TASK DESCRIPTION: Search the listing for "data" and copy every line where it appears.

INPUT:

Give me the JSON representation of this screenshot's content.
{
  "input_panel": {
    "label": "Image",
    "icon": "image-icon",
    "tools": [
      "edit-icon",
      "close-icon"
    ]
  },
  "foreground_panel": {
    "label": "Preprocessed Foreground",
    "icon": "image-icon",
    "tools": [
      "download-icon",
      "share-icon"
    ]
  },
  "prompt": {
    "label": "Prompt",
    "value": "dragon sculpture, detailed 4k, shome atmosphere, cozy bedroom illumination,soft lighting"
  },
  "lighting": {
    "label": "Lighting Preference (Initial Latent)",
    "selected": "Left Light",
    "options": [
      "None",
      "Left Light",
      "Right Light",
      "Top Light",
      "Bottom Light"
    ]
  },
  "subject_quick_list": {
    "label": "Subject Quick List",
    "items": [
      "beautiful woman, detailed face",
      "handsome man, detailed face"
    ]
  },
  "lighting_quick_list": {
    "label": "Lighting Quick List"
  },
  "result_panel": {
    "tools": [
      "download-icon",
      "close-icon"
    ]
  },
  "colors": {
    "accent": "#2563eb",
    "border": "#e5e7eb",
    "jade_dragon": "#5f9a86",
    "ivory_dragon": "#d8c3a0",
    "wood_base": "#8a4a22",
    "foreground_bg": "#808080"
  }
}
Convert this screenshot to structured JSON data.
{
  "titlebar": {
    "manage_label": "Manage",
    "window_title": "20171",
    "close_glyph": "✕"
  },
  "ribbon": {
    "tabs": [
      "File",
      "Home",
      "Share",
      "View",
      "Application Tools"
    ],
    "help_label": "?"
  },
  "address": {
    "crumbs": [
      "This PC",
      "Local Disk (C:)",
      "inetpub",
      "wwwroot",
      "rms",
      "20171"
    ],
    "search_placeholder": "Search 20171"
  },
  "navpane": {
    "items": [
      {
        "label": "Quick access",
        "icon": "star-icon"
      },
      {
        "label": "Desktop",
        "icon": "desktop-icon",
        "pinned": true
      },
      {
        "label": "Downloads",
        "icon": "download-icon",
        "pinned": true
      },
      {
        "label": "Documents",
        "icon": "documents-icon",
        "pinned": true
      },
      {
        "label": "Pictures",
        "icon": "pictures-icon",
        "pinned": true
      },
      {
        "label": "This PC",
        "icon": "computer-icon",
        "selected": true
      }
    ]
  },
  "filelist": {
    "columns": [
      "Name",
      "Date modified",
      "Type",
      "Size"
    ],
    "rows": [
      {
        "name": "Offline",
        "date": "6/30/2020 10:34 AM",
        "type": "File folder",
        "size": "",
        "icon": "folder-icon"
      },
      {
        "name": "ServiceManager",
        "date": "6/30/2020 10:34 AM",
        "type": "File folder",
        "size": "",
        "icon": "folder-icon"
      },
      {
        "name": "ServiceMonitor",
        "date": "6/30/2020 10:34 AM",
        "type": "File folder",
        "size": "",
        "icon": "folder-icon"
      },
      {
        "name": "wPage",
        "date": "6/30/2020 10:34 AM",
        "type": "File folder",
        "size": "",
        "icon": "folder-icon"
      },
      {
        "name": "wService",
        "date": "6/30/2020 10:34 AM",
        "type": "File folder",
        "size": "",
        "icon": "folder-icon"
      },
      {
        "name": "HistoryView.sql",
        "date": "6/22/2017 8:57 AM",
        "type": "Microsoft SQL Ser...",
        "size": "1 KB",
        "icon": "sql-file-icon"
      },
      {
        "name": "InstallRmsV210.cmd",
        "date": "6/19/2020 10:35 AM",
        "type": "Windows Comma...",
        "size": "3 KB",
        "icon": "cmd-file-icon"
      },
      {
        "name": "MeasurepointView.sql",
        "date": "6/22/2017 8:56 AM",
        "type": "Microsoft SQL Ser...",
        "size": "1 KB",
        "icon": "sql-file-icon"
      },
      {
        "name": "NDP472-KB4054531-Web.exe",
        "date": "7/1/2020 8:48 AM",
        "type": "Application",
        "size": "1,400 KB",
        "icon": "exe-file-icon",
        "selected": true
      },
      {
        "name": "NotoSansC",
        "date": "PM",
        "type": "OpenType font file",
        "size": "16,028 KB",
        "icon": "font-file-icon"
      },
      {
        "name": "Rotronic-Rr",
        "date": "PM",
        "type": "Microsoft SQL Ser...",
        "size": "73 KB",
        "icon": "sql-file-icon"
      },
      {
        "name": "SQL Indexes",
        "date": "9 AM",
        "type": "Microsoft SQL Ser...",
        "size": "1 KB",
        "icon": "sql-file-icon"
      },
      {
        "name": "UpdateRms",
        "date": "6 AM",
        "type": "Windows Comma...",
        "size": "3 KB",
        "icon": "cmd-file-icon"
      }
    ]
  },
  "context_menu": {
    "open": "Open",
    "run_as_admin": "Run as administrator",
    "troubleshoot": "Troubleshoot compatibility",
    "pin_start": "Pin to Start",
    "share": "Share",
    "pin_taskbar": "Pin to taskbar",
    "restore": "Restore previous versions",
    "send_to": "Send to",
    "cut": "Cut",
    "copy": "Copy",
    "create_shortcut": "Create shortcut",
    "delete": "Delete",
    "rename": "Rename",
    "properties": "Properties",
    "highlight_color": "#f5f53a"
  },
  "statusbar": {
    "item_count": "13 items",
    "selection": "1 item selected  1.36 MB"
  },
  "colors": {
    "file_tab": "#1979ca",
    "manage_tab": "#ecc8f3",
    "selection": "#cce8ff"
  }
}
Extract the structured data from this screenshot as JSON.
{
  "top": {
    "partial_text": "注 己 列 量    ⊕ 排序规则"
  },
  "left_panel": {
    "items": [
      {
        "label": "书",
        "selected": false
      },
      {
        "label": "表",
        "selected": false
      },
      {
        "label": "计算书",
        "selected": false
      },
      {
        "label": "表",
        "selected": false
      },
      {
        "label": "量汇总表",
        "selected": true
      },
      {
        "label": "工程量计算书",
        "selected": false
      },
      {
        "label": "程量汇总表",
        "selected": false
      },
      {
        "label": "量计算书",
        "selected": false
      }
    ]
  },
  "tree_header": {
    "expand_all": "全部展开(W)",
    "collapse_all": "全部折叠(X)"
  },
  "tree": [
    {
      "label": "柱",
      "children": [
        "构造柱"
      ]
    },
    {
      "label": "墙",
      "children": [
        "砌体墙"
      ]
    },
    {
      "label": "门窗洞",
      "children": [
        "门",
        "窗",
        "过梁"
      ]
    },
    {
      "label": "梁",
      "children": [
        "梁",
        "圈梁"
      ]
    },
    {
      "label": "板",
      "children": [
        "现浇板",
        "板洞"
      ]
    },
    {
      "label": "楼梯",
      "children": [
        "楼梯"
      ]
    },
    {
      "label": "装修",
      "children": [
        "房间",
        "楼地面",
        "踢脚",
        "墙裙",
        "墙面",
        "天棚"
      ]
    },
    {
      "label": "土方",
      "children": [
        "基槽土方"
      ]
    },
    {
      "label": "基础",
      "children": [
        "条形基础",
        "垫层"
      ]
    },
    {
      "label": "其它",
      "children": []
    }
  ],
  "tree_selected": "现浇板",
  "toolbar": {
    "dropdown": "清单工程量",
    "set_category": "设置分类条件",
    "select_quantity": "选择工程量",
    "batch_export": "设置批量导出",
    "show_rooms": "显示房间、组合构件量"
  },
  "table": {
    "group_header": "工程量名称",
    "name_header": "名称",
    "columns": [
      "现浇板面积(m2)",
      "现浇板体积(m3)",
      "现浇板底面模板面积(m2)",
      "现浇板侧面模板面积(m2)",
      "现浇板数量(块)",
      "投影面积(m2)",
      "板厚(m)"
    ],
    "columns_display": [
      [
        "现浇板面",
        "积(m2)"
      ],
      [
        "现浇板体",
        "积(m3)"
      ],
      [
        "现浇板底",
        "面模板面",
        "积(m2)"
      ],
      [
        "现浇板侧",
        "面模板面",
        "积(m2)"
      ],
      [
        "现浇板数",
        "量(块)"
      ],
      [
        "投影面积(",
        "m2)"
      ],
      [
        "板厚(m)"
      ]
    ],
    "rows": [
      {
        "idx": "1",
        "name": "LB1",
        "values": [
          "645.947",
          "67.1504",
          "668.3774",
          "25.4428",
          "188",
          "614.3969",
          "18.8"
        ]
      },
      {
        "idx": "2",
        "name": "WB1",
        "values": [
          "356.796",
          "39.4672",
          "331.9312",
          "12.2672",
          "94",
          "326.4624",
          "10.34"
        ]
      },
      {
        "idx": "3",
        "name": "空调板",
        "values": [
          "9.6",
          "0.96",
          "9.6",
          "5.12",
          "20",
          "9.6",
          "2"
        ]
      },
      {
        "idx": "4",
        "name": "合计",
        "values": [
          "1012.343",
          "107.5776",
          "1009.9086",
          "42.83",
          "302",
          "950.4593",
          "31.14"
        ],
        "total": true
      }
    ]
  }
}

THE REPLY:
Convert this screenshot to structured JSON data.
Extract the structured data from this screenshot as JSON.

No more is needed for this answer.